— Material for this task —
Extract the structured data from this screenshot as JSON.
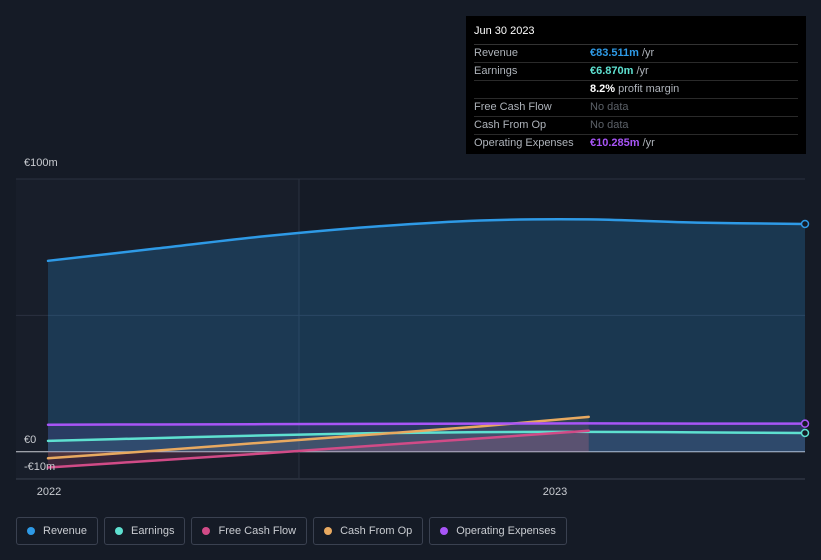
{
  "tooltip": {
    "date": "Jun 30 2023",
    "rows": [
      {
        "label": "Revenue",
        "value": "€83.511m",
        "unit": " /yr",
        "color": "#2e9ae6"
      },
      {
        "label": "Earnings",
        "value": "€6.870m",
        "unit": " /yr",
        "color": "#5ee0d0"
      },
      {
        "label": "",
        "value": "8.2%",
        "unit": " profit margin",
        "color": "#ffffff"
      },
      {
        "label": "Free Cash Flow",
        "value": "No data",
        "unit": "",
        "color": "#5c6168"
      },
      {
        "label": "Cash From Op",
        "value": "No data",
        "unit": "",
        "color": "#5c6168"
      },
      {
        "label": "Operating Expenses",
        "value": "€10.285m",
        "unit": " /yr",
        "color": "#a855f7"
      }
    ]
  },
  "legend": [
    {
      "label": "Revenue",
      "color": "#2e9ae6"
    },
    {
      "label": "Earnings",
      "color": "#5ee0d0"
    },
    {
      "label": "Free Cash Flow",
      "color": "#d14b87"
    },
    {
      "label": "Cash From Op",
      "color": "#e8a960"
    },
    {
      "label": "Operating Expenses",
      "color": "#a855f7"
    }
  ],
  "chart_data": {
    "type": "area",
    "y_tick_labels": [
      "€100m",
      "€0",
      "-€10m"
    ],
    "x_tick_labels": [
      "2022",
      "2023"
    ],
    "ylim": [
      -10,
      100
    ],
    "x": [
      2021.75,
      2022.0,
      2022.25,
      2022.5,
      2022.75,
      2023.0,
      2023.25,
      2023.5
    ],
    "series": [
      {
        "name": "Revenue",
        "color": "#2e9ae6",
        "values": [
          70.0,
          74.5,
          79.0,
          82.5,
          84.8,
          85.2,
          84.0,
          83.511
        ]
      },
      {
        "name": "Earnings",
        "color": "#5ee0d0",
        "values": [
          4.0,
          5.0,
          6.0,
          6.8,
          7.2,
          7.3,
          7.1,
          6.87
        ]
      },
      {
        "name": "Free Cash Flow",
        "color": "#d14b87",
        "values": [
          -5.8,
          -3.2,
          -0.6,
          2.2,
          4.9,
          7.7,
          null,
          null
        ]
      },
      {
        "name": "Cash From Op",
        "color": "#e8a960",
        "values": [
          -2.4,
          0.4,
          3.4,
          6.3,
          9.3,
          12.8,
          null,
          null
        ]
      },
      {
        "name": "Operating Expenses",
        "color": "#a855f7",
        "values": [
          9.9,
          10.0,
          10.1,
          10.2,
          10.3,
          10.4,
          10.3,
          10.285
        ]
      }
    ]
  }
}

— Task to complete —
For this exercise, gather every line of the data that contains the word "Expenses".

— Response —
        "label": "Operating Expenses",
      "label": "Operating Expenses",
        "name": "Operating Expenses",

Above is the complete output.